#### Given records ####

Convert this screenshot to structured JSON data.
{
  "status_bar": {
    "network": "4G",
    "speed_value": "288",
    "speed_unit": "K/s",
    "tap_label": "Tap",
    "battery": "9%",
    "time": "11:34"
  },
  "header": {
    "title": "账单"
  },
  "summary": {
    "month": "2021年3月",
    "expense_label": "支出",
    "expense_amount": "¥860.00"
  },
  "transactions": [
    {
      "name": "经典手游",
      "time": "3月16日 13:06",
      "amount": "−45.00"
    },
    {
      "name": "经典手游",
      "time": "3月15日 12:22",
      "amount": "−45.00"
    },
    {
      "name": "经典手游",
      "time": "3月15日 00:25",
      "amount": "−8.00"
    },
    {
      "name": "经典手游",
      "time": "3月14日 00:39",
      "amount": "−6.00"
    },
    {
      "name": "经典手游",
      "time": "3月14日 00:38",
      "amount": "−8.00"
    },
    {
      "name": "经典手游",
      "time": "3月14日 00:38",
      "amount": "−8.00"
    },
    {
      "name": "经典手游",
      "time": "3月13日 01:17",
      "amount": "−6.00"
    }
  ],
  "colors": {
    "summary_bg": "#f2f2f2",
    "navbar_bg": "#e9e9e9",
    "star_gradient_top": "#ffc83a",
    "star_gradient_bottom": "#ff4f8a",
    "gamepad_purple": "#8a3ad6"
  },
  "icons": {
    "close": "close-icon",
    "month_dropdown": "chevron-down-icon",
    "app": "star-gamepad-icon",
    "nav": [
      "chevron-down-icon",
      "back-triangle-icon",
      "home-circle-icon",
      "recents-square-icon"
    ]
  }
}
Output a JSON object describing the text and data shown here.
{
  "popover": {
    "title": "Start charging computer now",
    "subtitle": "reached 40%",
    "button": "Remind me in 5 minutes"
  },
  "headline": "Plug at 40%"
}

####

**Stated task:** Among the lines above, determine how many hold the word "down"; report the figure alone.

**Response for this exercise:** 2